» 引用文
中国外務省の郭嘉昆(かくかこん)・報道官は前出の音声をもって事前通告がなされていたとし「日本側がデマを流して騒ぎ立てた。茶番劇の仕掛け人であり加害者だ」と得意げなのだが、元空将で麗澤大学特別教授の織田邦男氏は「反論として成立していない」と切り捨てる。
「不審機に対して自衛隊がスクランブル(緊急発進)を行う『防空識別圏』内での軍事訓練では、事前にノータム(航空安全に関わる情報を関係者へ通知する国際システム)で訓練区域を緯度・経度などで詳細に伝えることが欠かせません。公開された音声は単なる“訓練を開始する”という通知に過ぎず、全く事前通告になっていない。そもそも問題の本質は、レーダーの照射時間が長過ぎることです。自衛隊機の後ろを追尾しながら、ミサイルの“ロックオン”にも取れるようなレーダーの使い方をしたことは、明らかにマナー違反。嫌がらせです」
「国際的に見てもありえない」
小泉大臣は10日、「危機回避のために十分な情報がなかった」と反駁(はんばく)した。しかし15日には中国側も「訓練を行う海域も事前に通達していた」と再度日本を批判、双方の主張はすれ違ったままだ。横車を押す中国側の対応について、元海将で金沢工業大学大学院の伊藤俊幸教授はこう憤る。

» 課題 1
引用文のうち、「中国外務省の郭嘉昆(かくかこ」から始まり「にマナー違反。嫌がらせです」」で終わる部分を、そのまま書き写してください。
» 課題 2
引用文中の次の一文を英語に訳しなさい。「小泉大臣は10日、「危機回避のために十分な情報がなかった」と反駁(はんばく)した。」
この一覧は引用文とは関係がありません。

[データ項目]
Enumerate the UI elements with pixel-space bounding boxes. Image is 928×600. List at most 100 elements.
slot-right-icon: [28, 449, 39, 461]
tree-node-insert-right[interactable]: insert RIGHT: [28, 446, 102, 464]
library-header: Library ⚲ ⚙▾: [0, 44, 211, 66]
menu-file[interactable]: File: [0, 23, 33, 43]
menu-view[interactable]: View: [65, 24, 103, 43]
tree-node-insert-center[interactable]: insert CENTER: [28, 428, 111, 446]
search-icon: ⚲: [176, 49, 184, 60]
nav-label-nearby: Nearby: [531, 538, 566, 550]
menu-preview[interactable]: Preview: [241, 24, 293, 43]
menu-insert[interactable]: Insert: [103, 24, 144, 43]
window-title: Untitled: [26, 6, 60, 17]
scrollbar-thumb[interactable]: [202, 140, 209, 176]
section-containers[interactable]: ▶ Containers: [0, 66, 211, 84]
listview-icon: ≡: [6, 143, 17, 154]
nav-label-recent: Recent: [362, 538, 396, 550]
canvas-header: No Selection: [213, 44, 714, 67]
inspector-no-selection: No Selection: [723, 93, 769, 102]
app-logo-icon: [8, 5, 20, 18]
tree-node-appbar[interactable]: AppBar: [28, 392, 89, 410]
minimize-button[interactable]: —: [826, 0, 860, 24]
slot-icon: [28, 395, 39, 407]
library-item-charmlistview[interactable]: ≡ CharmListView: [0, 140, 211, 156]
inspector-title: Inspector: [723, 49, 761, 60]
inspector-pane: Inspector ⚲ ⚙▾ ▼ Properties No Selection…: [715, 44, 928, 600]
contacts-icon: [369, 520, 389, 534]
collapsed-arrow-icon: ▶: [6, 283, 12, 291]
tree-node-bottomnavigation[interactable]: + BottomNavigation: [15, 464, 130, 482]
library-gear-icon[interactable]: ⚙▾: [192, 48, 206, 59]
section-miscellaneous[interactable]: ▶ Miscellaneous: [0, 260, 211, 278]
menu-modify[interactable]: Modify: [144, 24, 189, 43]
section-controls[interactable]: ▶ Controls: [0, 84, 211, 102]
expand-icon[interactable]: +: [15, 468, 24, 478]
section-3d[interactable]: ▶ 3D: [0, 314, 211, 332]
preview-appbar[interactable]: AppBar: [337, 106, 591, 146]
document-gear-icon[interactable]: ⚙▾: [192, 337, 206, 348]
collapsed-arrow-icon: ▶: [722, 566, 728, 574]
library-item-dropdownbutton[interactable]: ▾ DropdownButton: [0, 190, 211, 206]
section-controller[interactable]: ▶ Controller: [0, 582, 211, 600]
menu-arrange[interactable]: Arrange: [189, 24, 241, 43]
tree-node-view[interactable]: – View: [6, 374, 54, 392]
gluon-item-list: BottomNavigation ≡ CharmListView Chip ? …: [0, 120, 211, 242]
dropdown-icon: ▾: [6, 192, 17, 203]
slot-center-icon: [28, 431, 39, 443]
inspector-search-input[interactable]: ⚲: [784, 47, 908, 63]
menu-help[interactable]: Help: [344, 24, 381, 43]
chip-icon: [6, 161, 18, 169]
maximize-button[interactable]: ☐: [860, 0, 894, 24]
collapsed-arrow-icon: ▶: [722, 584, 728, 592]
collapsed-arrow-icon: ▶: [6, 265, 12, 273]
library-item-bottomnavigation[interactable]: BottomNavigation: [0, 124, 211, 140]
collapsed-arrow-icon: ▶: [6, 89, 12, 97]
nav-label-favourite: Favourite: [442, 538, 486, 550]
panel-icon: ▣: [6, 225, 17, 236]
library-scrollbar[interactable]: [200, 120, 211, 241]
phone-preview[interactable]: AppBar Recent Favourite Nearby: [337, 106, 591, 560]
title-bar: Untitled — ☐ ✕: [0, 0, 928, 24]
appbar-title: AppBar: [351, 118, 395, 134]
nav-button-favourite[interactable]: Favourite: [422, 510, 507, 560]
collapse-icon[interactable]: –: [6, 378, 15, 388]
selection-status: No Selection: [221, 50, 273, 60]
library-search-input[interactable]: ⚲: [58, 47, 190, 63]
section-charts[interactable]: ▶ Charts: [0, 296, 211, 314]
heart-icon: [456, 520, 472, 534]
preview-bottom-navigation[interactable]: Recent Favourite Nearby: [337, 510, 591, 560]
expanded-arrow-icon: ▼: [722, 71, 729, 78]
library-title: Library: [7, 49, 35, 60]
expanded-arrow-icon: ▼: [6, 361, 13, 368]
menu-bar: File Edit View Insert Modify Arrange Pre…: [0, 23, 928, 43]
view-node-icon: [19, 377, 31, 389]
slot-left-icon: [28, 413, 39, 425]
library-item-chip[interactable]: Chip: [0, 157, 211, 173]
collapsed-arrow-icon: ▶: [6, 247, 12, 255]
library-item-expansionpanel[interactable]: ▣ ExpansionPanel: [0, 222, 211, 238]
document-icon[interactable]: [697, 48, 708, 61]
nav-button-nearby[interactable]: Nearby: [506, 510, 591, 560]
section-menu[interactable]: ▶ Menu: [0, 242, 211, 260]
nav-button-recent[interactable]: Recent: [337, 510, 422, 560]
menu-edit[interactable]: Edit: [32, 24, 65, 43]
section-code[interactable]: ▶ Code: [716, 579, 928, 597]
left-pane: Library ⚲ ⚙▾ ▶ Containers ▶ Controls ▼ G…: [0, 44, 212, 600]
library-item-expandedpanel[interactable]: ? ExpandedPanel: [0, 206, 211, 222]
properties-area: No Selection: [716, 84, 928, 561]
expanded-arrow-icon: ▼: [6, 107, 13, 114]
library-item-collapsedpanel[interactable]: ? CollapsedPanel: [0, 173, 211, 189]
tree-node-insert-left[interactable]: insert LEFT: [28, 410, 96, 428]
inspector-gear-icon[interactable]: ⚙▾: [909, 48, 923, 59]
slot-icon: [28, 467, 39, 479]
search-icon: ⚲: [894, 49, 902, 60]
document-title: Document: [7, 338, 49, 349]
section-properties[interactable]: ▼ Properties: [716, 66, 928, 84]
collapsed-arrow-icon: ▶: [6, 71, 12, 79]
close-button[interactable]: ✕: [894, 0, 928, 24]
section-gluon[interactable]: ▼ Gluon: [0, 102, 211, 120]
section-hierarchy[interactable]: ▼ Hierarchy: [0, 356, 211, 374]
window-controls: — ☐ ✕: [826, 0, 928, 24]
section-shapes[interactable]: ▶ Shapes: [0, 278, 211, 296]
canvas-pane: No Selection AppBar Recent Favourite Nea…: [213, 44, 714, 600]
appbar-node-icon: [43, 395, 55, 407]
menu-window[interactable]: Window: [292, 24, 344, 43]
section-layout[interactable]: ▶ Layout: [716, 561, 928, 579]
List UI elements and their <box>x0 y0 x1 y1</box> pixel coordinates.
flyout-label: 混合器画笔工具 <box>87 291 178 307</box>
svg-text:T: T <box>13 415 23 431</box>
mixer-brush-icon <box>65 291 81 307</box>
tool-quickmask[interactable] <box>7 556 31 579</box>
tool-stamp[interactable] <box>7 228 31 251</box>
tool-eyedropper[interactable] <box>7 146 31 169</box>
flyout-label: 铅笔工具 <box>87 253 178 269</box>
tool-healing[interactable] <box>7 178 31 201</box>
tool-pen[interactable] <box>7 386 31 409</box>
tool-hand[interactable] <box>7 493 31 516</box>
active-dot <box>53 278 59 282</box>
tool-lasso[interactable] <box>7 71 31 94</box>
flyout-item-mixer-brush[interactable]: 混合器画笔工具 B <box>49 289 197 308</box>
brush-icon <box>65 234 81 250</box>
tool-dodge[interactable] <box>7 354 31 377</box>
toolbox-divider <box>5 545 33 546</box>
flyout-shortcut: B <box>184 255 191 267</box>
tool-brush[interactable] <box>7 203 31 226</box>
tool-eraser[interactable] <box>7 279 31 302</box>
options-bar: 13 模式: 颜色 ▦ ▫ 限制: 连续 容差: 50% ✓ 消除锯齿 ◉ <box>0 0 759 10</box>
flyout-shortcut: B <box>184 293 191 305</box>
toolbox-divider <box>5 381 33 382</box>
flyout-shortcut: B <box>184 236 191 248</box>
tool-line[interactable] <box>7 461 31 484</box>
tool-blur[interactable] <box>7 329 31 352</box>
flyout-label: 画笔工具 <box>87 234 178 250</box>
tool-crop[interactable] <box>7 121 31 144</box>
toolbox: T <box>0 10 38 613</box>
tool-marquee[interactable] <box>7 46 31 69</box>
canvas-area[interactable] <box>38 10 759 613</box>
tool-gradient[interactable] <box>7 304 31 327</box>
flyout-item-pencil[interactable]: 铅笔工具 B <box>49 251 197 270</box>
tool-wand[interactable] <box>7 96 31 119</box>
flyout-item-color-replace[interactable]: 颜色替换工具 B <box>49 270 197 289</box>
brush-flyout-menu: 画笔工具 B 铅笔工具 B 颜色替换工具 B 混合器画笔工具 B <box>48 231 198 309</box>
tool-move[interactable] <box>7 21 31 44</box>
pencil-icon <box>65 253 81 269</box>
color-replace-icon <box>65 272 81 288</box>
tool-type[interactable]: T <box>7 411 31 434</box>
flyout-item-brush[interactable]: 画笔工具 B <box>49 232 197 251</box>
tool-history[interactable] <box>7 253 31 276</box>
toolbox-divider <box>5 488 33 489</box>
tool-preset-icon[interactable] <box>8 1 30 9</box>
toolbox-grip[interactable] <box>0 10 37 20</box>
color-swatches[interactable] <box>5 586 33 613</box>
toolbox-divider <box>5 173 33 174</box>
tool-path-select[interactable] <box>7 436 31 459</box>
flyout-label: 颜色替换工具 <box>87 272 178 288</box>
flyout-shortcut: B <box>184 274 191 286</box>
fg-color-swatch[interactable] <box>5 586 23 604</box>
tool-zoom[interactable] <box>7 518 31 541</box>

» 解答 1
中国外務省の郭嘉昆(かくかこん)・報道官は前出の音声をもって事前通告がなされていたとし「日本側がデマを流して騒ぎ立てた。茶番劇の仕掛け人であり加害者だ」と得意げなのだが、元空将で麗澤大学特別教授の織田邦男氏は「反論として成立していない」と切り捨てる。
「不審機に対して自衛隊がスクランブル(緊急発進)を行う『防空識別圏』内での軍事訓練では、事前にノータム(航空安全に関わる情報を関係者へ通知する国際システム)で訓練区域を緯度・経度などで詳細に伝えることが欠かせません。公開された音声は単なる“訓練を開始する”という通知に過ぎず、全く事前通告になっていない。そもそも問題の本質は、レーダーの照射時間が長過ぎることです。自衛隊機の後ろを追尾しながら、ミサイルの“ロックオン”にも取れるようなレーダーの使い方をしたことは、明らかにマナー違反。嫌がらせです」

» 解答 2
On the 10th, Minister Koizumi countered, "There was not enough information to avert a crisis."